══ DATASET EXTRACT ══

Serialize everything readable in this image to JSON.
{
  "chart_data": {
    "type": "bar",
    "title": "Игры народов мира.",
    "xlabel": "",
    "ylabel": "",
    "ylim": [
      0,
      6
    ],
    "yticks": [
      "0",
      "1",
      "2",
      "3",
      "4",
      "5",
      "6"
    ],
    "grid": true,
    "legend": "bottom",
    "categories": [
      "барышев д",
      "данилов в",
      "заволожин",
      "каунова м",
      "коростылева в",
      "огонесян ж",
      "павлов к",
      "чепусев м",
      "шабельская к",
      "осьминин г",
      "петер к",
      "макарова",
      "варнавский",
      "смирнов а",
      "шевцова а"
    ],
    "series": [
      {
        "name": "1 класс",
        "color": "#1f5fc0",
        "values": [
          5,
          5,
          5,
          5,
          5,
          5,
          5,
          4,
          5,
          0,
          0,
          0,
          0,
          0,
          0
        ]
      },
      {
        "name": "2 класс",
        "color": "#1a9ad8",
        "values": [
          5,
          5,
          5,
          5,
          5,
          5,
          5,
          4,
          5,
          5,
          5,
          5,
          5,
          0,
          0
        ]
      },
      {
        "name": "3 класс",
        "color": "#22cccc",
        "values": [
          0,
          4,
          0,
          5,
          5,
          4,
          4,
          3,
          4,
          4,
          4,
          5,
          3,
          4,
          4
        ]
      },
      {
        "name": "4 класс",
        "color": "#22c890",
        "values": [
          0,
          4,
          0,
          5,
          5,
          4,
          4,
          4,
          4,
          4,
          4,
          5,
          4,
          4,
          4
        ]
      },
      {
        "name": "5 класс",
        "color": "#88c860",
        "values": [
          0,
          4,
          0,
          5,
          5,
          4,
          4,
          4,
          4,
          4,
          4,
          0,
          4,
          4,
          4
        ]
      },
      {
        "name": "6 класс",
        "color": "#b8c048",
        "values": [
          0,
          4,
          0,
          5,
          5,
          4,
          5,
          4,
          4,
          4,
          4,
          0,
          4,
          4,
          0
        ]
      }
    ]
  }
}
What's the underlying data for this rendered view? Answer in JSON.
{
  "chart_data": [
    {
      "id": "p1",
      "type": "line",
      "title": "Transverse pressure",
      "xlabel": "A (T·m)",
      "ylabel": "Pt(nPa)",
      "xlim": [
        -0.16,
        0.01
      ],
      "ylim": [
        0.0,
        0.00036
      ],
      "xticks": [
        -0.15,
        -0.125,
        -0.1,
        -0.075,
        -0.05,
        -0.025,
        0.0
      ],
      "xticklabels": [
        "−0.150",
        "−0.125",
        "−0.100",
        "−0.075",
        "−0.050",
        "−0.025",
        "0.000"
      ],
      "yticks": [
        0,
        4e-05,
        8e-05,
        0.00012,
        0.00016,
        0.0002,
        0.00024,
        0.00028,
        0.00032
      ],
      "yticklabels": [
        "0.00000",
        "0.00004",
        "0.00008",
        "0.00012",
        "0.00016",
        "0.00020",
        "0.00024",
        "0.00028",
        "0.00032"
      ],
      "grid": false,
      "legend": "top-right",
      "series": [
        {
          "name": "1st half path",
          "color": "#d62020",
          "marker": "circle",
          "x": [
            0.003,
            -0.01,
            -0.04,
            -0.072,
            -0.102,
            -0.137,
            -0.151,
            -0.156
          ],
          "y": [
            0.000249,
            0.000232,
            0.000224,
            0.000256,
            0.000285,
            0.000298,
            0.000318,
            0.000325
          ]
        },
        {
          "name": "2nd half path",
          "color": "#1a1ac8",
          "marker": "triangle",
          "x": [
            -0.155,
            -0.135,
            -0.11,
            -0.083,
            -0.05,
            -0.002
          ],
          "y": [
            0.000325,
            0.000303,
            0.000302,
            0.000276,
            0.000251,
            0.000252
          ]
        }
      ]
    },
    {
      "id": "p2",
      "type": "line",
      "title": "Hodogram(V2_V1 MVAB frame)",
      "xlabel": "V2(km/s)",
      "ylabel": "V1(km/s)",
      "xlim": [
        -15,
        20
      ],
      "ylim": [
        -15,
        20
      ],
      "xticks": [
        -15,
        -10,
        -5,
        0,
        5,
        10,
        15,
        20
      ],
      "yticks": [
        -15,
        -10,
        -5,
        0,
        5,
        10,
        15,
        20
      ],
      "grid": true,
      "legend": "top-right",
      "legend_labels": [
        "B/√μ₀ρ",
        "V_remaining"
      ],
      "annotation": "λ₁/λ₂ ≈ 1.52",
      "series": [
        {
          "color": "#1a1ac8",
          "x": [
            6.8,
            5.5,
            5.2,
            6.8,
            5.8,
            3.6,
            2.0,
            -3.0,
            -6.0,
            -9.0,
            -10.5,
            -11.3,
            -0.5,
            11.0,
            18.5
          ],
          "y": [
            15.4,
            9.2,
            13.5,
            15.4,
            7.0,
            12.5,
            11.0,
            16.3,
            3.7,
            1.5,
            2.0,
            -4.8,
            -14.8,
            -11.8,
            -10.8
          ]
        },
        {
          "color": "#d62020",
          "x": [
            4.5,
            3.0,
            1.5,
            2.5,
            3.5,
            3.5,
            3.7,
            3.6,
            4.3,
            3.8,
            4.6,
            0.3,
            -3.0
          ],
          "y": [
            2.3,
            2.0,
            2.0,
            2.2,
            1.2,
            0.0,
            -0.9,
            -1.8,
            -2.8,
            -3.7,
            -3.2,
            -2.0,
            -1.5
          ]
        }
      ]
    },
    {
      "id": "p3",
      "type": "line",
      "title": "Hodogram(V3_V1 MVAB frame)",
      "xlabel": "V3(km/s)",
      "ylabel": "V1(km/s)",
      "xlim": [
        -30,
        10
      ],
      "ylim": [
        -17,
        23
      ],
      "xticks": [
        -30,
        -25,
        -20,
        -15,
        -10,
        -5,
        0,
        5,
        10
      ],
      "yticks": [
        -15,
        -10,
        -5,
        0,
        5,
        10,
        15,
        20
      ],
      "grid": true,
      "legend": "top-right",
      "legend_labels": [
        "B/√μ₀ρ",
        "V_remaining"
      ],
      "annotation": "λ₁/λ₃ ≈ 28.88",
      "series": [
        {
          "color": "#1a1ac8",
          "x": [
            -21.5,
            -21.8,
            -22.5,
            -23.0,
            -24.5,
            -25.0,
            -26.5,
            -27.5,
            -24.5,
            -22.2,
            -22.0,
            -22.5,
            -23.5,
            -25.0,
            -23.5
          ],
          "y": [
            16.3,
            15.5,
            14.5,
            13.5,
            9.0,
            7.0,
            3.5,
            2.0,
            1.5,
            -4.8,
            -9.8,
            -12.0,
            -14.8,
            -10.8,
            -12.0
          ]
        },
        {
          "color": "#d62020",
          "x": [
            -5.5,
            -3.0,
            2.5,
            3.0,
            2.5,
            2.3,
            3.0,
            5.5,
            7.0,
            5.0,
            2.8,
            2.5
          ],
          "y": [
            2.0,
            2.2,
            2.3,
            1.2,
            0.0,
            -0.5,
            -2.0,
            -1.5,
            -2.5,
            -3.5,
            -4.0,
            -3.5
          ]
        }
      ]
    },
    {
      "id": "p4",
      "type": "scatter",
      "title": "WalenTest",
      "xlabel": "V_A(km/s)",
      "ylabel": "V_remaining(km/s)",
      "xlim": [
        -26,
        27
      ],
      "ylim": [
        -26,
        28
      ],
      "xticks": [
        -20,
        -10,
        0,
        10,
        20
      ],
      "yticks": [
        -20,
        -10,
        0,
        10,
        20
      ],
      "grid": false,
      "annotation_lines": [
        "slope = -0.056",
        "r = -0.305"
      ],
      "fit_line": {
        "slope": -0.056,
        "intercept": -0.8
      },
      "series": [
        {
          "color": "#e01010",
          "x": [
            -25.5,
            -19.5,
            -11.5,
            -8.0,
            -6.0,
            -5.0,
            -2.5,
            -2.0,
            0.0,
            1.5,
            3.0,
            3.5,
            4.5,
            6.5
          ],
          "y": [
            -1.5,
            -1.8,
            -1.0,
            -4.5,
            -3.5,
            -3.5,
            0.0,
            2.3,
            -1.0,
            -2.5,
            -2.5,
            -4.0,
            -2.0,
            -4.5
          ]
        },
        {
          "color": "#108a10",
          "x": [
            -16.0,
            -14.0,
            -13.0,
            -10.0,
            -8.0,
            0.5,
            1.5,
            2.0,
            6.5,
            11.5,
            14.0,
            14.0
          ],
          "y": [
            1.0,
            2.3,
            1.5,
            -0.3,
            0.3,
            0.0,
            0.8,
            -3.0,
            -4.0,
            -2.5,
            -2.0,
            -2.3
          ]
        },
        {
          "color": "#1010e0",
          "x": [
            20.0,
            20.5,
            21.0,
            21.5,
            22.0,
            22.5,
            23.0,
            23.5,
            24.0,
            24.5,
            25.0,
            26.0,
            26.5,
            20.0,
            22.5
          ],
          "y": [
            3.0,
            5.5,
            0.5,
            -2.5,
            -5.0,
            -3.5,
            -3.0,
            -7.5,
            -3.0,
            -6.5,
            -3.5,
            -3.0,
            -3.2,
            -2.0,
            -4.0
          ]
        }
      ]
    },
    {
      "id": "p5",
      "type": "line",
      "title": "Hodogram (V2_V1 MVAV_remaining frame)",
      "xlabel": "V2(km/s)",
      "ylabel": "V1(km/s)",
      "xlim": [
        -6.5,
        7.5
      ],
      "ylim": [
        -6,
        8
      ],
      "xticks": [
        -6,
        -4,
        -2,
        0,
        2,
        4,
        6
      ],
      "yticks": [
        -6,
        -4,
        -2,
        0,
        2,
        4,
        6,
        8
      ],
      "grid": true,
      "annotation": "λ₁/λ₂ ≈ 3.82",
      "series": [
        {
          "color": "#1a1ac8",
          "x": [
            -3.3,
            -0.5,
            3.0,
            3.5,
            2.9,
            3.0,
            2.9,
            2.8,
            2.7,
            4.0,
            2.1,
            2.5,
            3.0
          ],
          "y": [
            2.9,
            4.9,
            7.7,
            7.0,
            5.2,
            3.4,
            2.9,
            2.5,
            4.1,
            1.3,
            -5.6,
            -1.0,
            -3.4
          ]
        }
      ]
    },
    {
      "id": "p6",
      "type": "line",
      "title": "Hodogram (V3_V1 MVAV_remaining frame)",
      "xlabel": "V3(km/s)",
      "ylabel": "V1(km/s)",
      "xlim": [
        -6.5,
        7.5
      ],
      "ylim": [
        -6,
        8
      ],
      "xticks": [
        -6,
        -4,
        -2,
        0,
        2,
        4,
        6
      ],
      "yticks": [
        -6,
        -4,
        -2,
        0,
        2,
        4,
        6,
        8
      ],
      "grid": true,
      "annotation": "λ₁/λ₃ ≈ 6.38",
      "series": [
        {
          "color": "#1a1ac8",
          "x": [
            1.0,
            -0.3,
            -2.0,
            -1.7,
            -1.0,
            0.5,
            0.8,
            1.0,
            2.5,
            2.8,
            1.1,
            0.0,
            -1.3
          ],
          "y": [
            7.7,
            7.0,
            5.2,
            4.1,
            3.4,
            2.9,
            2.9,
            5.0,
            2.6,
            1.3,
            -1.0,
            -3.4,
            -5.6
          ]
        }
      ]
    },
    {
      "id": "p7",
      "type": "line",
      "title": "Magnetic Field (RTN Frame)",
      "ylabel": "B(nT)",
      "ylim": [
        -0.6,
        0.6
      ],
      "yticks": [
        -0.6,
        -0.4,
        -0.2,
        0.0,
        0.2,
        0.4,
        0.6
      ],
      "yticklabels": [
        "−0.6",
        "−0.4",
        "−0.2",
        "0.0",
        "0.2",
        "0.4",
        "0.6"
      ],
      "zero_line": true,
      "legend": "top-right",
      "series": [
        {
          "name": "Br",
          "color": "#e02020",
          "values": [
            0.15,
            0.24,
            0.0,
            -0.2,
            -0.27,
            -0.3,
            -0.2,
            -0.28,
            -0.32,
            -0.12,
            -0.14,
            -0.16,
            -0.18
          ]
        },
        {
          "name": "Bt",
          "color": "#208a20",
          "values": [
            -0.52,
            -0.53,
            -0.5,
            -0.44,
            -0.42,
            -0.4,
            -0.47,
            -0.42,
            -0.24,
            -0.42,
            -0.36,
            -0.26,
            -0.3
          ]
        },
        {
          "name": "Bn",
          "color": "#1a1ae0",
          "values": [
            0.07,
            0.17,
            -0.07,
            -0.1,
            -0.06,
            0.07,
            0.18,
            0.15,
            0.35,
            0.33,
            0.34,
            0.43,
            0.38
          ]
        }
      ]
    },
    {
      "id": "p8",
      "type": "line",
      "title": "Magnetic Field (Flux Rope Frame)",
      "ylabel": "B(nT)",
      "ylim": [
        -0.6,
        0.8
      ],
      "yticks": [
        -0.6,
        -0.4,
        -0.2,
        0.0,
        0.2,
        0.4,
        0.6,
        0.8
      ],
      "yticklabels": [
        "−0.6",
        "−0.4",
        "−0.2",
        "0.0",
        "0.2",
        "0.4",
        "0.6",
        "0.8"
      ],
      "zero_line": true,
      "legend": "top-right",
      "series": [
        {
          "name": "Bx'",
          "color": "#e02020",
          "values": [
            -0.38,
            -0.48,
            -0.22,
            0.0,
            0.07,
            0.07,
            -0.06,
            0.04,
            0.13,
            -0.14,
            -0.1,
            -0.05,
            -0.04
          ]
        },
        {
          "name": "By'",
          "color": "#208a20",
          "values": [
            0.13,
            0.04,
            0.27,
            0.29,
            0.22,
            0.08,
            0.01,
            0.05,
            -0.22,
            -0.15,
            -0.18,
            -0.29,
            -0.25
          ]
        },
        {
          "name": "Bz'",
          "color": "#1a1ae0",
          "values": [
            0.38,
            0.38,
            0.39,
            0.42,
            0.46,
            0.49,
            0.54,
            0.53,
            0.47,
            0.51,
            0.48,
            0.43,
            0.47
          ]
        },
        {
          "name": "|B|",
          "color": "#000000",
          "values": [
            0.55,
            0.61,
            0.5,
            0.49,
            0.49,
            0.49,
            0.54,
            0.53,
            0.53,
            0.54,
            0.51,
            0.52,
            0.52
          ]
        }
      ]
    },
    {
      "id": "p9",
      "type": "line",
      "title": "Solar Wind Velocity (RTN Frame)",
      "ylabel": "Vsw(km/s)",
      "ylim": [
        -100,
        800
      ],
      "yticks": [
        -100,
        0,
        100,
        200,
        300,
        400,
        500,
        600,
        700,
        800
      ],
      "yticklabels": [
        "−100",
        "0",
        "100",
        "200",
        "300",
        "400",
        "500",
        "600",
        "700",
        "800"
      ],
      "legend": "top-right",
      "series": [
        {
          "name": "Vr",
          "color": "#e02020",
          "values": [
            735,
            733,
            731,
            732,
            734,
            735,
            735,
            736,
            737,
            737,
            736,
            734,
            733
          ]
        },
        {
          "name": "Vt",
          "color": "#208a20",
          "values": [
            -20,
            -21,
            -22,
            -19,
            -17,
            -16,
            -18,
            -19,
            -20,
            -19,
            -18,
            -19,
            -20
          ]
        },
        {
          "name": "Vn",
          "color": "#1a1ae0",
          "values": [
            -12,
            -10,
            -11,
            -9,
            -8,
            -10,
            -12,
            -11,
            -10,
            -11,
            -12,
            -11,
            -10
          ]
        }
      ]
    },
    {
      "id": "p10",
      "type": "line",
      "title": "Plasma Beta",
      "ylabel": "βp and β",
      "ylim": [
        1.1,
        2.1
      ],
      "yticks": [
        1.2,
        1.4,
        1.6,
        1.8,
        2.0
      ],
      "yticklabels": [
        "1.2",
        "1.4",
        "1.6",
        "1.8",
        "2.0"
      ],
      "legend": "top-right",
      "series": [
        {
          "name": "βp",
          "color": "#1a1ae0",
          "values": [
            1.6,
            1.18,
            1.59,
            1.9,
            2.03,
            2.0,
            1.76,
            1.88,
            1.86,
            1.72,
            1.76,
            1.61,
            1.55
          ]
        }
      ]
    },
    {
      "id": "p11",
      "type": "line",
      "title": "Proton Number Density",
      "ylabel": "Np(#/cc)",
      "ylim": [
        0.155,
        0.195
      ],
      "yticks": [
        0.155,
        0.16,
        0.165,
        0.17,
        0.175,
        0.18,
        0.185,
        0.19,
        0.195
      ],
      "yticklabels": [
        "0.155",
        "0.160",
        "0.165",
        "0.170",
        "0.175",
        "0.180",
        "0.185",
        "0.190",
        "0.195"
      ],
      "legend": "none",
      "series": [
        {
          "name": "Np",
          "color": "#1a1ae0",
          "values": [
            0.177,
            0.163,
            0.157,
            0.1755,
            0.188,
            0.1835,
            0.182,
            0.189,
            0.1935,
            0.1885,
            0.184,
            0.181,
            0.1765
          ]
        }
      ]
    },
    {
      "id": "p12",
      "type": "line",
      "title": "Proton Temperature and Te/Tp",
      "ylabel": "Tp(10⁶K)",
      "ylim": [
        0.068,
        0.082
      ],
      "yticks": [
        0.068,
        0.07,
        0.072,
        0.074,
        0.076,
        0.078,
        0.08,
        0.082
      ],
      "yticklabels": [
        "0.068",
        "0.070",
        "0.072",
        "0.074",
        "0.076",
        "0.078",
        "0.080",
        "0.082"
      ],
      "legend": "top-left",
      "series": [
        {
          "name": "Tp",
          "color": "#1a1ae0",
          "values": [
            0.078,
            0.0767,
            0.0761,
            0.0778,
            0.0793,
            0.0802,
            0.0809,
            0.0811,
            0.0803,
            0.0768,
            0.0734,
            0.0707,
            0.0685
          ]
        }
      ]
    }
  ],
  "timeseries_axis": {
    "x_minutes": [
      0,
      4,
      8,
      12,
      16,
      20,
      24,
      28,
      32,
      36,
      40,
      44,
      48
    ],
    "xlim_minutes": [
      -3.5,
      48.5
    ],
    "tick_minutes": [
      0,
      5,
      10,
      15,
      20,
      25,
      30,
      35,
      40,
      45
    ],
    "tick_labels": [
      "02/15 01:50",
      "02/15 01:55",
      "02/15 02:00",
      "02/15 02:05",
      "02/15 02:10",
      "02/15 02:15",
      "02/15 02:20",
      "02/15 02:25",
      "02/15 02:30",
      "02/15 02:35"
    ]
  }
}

═══

Find how many lines hold the string "MVAB", and state that number alone.

● **EXERCISE RESPONSE**:
2